**EXERCISE DESCRIPTION**: Each line that holds the word "only" should be returned.

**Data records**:
• • • •
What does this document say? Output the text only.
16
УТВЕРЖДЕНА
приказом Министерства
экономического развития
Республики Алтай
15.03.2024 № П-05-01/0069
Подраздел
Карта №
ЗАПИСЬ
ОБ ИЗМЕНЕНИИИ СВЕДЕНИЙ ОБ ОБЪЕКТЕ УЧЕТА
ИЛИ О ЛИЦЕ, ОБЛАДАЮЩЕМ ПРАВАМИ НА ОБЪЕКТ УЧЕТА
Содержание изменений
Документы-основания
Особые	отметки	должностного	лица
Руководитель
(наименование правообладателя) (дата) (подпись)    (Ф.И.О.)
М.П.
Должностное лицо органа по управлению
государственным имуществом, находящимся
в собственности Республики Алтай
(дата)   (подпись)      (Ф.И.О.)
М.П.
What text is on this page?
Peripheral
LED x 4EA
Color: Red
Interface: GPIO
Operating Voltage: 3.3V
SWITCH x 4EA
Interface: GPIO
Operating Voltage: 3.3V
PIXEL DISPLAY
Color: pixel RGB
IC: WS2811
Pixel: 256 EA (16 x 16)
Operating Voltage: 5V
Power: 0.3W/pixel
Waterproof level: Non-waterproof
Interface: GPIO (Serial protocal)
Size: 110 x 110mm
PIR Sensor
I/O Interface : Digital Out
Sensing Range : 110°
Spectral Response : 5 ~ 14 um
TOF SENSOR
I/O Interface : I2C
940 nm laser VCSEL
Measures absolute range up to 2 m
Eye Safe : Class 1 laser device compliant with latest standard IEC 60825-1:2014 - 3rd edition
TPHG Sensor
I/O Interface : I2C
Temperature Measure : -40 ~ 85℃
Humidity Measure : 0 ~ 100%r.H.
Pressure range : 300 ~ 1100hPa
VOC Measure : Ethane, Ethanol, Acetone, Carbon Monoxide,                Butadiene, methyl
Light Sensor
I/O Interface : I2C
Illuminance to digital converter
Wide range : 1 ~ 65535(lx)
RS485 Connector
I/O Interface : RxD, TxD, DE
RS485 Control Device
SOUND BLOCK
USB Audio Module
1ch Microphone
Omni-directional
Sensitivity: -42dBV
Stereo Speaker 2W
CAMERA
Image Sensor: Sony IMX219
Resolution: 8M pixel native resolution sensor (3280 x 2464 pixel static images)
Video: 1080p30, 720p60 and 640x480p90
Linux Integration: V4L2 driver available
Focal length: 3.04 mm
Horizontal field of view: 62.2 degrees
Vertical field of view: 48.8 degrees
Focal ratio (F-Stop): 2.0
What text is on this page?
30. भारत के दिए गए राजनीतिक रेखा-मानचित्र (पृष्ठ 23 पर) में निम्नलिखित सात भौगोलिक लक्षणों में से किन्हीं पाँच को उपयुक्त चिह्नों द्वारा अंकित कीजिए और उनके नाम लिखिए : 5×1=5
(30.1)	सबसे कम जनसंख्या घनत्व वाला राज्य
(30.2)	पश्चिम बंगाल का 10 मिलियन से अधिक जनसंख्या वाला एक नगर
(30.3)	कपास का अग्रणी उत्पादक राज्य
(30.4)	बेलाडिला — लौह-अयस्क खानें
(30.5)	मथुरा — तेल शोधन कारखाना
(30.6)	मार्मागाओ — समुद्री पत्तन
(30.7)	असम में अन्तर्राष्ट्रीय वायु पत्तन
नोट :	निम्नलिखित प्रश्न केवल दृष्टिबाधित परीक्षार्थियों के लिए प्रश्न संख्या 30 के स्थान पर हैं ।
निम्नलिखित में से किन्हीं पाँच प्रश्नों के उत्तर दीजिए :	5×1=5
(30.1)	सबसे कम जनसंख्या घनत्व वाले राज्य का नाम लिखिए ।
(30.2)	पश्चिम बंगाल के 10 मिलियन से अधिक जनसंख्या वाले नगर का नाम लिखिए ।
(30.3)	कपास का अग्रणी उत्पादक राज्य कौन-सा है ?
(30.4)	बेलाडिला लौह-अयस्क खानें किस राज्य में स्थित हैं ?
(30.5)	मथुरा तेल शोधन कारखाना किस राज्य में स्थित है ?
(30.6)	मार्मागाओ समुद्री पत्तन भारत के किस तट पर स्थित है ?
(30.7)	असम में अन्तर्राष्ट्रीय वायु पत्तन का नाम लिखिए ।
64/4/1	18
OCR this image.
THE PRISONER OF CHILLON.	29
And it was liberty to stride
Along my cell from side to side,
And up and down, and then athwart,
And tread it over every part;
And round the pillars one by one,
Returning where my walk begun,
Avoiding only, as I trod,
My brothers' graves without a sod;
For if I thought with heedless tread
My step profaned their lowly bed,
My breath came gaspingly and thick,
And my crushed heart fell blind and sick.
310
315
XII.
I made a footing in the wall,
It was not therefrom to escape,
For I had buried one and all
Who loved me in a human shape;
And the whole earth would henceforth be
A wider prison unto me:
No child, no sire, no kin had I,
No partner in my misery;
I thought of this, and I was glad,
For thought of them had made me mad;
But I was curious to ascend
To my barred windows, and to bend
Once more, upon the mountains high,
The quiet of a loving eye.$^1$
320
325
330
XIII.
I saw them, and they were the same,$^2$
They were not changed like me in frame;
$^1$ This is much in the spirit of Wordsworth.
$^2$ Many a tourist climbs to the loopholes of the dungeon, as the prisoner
• • • •
**RESULT OF THIS EXERCISE**:
What does this document say? Output the text only.
Avoiding only, as I trod,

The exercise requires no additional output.